Copy out each line that includes the word "NDVI".

** start RECORDS SHOWN **

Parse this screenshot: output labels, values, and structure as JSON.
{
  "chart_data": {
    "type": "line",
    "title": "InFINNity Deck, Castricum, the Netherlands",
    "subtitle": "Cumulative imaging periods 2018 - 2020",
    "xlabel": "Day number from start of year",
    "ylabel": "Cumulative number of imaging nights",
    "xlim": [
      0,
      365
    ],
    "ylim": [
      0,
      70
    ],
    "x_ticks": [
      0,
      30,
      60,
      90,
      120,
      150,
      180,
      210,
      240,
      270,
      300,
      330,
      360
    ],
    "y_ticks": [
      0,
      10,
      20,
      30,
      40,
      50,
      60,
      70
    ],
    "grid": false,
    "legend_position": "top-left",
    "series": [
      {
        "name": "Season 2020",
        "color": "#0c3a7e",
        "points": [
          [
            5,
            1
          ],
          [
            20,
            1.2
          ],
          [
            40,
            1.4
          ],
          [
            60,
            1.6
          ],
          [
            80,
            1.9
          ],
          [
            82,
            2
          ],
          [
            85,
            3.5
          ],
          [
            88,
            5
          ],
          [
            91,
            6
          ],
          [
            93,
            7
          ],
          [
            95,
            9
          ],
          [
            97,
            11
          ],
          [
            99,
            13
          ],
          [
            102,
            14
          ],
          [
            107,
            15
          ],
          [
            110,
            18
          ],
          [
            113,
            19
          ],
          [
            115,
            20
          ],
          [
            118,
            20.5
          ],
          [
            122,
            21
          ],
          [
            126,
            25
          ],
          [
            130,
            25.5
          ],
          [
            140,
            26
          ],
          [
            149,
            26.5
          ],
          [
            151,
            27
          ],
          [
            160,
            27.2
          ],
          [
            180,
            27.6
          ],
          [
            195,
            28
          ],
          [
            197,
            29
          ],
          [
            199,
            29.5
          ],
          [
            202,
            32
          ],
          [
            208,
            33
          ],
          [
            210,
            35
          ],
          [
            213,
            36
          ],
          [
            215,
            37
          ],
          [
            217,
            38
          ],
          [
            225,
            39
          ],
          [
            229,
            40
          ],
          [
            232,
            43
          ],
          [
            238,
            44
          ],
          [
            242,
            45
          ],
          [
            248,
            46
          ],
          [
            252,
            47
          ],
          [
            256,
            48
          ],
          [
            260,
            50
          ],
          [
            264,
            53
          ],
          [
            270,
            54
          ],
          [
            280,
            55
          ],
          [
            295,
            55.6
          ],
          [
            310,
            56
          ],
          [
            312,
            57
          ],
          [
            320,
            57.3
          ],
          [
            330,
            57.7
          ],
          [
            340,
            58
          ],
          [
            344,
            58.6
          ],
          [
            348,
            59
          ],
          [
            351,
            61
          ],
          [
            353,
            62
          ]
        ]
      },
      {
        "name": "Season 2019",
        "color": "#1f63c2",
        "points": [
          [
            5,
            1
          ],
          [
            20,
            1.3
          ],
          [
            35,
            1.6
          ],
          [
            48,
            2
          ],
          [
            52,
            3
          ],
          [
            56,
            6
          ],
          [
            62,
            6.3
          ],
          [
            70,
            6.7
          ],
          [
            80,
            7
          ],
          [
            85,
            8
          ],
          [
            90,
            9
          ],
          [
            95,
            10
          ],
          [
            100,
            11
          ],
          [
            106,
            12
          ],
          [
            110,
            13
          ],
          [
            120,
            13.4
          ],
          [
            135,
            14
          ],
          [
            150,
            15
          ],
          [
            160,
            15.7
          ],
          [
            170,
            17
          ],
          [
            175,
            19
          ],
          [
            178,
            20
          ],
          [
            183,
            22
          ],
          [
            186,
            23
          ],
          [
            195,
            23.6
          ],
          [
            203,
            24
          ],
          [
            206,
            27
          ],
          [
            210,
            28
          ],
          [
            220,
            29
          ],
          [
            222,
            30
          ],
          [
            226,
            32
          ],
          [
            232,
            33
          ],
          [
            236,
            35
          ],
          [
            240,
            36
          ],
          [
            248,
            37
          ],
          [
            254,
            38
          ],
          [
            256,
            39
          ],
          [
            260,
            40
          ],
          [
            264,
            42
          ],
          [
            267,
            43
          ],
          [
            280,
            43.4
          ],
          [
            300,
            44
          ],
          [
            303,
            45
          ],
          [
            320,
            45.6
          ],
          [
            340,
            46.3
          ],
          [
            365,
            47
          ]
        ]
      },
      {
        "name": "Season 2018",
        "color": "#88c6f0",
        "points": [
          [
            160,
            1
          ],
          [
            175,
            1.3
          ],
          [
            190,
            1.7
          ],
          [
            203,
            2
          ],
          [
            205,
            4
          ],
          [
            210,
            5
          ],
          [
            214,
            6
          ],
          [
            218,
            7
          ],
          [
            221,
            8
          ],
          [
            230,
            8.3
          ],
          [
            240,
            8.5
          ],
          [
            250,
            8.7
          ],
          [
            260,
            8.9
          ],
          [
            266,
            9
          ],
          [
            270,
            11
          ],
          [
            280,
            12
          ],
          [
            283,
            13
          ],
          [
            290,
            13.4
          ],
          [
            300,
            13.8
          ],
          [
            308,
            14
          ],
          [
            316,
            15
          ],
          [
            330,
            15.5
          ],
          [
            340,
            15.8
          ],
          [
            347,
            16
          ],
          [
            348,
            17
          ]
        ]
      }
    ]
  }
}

** end RECORDS SHOWN **
** start RECORDS SHOWN **

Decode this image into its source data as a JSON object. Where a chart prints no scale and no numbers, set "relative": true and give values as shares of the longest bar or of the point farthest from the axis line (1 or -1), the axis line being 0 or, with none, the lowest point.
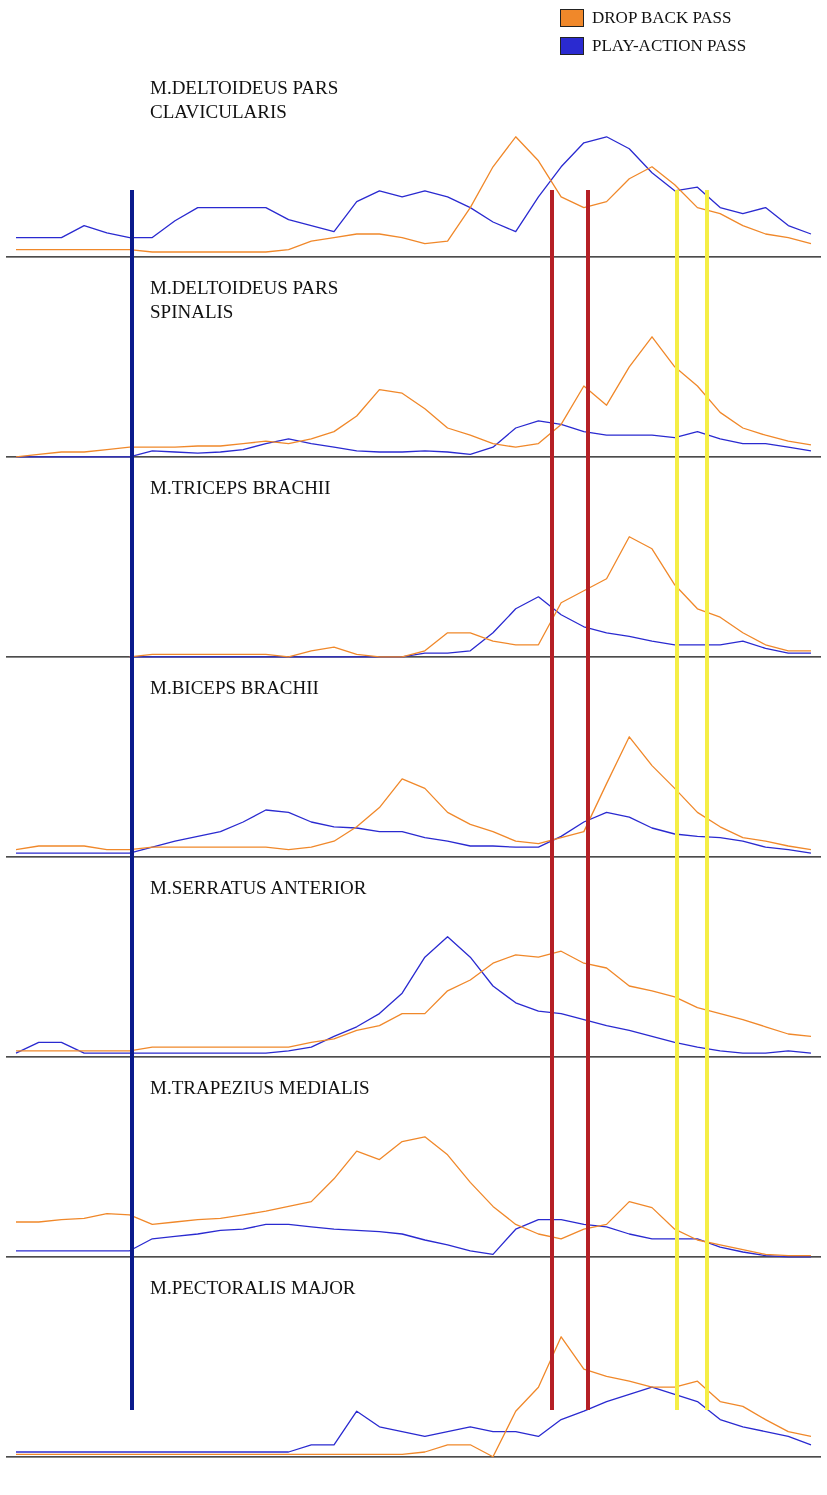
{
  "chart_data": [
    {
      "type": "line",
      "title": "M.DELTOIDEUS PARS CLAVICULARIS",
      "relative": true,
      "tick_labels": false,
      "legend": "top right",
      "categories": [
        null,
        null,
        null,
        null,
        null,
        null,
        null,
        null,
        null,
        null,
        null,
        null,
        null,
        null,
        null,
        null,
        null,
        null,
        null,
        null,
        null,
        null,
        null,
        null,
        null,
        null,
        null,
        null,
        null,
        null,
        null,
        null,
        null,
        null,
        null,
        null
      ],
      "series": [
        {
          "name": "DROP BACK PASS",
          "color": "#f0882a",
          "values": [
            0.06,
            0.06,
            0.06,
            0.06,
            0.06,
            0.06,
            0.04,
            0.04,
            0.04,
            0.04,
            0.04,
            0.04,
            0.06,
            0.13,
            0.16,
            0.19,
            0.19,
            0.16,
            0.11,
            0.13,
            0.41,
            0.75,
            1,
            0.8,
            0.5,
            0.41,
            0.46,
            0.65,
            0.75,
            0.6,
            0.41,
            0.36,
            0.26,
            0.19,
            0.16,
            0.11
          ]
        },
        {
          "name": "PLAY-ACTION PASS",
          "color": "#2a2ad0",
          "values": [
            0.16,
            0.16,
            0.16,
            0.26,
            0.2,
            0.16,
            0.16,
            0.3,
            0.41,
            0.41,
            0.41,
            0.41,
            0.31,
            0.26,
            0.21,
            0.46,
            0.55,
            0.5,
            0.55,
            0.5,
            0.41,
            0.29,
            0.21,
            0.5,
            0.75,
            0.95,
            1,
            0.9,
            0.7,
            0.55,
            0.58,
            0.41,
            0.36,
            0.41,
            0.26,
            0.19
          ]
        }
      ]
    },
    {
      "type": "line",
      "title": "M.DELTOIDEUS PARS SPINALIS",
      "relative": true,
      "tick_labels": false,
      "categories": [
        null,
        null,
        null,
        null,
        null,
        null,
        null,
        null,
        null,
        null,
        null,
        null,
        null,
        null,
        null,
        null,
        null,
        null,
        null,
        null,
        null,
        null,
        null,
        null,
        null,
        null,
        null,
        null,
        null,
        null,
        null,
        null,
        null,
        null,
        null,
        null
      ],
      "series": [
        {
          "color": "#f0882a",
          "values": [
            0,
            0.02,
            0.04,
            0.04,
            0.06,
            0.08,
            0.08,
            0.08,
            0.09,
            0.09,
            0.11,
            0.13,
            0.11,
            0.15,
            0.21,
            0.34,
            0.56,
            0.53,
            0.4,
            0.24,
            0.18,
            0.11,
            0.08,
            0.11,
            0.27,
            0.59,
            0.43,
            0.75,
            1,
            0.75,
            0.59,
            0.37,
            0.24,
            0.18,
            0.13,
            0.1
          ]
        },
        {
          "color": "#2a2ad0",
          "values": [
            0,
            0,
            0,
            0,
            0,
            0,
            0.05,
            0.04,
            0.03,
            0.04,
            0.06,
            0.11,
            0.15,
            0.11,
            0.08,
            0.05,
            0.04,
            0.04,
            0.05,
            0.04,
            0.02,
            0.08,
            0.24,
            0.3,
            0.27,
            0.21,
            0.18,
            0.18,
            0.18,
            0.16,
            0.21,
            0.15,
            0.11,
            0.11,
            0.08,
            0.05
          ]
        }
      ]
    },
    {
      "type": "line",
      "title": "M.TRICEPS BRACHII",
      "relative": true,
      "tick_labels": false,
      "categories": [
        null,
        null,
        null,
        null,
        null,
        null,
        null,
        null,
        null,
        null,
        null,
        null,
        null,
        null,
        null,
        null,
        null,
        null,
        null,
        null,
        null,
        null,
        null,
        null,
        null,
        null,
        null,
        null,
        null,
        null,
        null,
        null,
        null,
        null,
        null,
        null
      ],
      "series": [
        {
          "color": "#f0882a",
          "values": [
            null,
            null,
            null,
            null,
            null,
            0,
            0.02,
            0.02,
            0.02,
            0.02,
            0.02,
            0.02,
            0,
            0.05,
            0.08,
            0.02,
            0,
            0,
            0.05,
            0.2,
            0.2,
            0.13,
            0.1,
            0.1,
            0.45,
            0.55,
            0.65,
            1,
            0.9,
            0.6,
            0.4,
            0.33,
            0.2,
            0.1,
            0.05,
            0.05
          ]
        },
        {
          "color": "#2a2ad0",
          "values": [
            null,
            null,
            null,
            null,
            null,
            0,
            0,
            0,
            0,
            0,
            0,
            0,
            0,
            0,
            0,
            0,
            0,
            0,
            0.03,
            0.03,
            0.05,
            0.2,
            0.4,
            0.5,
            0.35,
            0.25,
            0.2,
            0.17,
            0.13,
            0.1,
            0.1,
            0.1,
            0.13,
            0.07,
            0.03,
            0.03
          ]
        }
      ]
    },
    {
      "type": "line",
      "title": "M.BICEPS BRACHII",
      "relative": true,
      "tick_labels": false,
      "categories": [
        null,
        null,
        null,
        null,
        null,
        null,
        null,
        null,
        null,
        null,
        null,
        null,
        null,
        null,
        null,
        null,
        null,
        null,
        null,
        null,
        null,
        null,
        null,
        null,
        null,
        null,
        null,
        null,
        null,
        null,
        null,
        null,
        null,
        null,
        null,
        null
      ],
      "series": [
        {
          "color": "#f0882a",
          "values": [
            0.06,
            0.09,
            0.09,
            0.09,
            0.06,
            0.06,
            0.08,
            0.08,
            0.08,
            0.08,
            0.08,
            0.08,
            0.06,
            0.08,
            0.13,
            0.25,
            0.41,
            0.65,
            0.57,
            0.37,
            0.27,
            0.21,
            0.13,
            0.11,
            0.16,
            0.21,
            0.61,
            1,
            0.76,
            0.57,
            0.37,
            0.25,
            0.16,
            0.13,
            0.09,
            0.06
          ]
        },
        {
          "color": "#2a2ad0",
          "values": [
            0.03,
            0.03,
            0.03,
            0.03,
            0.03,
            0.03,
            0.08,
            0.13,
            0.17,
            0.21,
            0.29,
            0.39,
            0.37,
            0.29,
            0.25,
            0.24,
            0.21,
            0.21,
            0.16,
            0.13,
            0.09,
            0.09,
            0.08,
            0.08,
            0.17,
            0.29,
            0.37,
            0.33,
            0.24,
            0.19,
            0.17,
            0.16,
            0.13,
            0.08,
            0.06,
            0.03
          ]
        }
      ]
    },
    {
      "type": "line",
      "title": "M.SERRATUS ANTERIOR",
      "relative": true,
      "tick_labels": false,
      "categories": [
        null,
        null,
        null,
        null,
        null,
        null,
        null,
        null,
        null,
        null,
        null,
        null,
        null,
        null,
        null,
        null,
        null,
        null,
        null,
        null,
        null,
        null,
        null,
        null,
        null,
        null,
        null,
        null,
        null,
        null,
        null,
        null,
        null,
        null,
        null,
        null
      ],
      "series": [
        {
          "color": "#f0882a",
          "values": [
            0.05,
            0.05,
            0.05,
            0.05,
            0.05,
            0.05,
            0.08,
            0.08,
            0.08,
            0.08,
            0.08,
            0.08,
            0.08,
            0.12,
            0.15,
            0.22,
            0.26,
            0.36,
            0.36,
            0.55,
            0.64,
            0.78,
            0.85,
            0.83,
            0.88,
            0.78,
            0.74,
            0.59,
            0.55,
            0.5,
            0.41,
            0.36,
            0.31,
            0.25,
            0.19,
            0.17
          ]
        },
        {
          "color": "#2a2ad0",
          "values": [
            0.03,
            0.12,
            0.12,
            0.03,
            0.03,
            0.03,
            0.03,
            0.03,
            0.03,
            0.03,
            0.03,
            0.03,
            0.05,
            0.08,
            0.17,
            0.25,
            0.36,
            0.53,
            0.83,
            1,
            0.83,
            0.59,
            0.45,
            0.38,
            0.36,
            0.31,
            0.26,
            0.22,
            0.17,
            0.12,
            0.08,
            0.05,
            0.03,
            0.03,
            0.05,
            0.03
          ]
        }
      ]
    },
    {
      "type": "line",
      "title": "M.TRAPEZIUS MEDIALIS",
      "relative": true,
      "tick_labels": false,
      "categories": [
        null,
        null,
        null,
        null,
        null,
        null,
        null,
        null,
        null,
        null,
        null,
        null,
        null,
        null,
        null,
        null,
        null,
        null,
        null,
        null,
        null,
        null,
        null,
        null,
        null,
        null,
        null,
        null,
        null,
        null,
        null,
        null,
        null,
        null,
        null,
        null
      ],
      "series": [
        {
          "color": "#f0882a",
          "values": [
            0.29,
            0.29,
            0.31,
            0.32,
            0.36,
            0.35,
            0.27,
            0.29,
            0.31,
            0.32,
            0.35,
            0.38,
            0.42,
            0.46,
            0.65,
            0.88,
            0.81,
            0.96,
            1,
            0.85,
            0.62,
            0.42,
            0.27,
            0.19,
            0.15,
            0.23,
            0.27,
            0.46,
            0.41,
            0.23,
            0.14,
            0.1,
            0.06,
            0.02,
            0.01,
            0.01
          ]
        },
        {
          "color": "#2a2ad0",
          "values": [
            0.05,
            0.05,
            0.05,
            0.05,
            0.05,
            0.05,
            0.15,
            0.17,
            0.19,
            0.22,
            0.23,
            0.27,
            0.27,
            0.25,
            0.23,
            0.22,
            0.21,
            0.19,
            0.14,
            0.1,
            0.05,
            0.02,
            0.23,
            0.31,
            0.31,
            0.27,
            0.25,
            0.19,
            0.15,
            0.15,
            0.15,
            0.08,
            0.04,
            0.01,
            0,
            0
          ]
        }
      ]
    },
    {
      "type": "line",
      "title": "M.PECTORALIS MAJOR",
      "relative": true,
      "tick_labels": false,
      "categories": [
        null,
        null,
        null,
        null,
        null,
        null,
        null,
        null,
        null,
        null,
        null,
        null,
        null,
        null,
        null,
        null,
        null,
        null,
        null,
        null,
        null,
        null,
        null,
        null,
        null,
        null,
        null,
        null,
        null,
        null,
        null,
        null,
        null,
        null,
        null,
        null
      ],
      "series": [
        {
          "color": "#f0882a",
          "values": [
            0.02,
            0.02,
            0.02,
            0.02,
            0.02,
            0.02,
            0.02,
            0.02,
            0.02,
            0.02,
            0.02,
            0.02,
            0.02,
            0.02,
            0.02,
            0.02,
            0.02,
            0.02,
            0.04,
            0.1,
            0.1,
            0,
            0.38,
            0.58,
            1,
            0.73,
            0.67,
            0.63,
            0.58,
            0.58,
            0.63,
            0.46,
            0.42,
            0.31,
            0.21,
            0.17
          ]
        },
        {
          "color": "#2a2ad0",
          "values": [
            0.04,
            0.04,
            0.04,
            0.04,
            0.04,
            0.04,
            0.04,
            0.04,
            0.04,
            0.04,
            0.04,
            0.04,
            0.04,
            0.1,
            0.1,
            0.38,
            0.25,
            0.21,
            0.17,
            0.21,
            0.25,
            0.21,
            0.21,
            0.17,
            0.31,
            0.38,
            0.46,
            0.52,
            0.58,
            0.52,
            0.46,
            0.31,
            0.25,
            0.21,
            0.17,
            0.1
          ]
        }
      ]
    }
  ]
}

** end RECORDS SHOWN **
** start RECORDS SHOWN **

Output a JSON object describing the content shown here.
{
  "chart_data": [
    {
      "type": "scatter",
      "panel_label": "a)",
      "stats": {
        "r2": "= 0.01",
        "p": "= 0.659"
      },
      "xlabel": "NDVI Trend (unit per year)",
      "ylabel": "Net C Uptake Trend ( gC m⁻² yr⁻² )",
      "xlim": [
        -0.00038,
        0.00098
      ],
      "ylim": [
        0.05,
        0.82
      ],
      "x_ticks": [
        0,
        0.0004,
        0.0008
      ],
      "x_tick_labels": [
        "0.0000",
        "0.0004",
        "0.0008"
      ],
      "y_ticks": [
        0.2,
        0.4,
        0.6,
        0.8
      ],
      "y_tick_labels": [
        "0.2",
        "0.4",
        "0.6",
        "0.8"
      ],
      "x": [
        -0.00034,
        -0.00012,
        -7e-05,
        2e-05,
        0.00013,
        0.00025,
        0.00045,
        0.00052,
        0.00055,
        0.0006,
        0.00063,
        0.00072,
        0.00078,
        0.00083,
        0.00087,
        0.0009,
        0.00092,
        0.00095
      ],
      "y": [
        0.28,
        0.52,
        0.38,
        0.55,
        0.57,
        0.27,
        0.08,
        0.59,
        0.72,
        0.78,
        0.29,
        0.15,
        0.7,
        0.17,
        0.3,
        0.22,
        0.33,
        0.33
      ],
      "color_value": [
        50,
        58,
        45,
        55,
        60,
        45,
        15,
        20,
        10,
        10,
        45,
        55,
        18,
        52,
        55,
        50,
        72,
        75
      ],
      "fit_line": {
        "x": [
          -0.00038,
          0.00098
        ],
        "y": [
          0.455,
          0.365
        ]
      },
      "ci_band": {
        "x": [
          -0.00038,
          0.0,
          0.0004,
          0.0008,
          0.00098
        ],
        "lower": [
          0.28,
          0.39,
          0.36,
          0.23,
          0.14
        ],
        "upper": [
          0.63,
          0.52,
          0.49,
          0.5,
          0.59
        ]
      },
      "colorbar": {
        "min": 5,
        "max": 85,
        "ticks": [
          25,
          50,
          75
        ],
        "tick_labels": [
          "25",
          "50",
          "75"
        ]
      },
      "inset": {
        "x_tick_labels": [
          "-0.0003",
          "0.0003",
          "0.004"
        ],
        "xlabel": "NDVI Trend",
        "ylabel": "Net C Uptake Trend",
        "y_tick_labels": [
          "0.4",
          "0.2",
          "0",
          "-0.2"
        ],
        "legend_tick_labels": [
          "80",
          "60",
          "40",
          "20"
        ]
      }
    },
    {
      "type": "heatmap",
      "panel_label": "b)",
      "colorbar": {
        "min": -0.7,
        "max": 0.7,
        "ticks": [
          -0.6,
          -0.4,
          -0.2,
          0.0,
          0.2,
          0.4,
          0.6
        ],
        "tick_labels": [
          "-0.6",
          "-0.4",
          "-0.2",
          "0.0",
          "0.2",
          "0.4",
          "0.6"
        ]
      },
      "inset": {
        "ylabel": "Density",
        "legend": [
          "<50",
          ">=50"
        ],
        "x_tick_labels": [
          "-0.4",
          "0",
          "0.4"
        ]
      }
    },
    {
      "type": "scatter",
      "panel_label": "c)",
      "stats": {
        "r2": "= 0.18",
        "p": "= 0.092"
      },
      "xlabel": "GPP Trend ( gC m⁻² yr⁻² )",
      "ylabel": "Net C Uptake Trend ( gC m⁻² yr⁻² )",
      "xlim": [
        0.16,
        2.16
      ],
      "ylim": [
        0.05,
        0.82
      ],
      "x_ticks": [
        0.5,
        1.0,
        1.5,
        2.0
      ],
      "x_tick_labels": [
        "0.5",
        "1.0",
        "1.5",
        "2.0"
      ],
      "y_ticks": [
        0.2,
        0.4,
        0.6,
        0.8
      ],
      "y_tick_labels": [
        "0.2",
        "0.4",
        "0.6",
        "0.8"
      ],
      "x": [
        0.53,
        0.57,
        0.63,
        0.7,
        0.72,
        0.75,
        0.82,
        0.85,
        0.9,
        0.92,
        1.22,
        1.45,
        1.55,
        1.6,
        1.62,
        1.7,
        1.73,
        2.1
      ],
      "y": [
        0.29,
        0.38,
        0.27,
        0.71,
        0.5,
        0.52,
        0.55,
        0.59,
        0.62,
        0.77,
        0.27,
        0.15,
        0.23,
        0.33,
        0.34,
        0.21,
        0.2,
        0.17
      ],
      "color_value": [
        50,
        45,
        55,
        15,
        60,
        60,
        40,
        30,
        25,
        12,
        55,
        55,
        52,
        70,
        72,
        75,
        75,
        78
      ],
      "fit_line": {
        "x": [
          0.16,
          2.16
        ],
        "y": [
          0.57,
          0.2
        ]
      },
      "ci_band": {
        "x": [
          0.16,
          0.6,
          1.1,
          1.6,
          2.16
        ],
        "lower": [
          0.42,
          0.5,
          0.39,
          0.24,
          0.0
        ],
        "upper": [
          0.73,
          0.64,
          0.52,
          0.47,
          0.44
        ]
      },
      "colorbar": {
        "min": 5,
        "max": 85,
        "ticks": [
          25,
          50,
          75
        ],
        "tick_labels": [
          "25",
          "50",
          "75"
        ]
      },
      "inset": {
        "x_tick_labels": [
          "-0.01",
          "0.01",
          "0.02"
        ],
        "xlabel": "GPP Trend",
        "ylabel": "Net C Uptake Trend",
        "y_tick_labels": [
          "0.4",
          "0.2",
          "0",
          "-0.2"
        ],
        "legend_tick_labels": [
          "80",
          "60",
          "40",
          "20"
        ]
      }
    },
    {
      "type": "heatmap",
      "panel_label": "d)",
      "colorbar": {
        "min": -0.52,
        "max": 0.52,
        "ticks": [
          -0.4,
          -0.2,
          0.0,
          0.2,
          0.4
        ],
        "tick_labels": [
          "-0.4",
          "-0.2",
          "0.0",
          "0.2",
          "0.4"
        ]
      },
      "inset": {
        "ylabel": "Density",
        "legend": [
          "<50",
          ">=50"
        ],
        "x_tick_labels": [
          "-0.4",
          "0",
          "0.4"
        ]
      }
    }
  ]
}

** end RECORDS SHOWN **

• **WRITTEN RESPONSE**
      "xlabel": "NDVI Trend (unit per year)",
        "xlabel": "NDVI Trend",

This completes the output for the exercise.